→ YOUR GOAL: Copy out the entries exactly, from the first line to the last.
--- Start of EXERCISE MATERIAL ---
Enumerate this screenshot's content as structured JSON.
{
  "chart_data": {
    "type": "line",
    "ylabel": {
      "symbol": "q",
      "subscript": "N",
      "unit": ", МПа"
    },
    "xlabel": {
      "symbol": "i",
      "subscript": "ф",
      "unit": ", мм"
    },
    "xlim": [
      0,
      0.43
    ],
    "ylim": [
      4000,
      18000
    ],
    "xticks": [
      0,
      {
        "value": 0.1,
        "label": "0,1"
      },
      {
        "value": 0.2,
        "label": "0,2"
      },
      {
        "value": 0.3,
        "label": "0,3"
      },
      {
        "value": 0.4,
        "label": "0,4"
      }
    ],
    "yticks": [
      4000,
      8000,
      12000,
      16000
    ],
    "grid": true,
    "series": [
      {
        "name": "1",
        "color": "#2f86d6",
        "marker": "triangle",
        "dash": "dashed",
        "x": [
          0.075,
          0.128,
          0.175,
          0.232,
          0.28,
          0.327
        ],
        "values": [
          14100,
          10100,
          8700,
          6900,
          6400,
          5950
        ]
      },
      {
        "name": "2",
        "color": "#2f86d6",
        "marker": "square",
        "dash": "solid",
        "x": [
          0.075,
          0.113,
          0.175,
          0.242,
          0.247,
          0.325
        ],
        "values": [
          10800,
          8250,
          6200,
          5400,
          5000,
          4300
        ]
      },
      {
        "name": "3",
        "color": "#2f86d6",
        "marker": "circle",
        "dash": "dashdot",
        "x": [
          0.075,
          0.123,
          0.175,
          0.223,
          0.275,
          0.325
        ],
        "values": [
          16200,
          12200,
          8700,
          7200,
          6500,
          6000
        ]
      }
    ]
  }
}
--- End of EXERCISE MATERIAL ---
→ TASK ANSWER:
Enumerate this screenshot's content as structured JSON.
{
  "chart_data": {
    "type": "line",
    "ylabel": {
      "symbol": "q",
      "subscript": "N",
      "unit": ", МПа"
    },
    "xlabel": {
      "symbol": "i",
      "subscript": "ф",
      "unit": ", мм"
    },
    "xlim": [
      0,
      0.43
    ],
    "ylim": [
      4000,
      18000
    ],
    "xticks": [
      0,
      {
        "value": 0.1,
        "label": "0,1"
      },
      {
        "value": 0.2,
        "label": "0,2"
      },
      {
        "value": 0.3,
        "label": "0,3"
      },
      {
        "value": 0.4,
        "label": "0,4"
      }
    ],
    "yticks": [
      4000,
      8000,
      12000,
      16000
    ],
    "grid": true,
    "series": [
      {
        "name": "1",
        "color": "#2f86d6",
        "marker": "triangle",
        "dash": "dashed",
        "x": [
          0.075,
          0.128,
          0.175,
          0.232,
          0.28,
          0.327
        ],
        "values": [
          14100,
          10100,
          8700,
          6900,
          6400,
          5950
        ]
      },
      {
        "name": "2",
        "color": "#2f86d6",
        "marker": "square",
        "dash": "solid",
        "x": [
          0.075,
          0.113,
          0.175,
          0.242,
          0.247,
          0.325
        ],
        "values": [
          10800,
          8250,
          6200,
          5400,
          5000,
          4300
        ]
      },
      {
        "name": "3",
        "color": "#2f86d6",
        "marker": "circle",
        "dash": "dashdot",
        "x": [
          0.075,
          0.123,
          0.175,
          0.223,
          0.275,
          0.325
        ],
        "values": [
          16200,
          12200,
          8700,
          7200,
          6500,
          6000
        ]
      }
    ]
  }
}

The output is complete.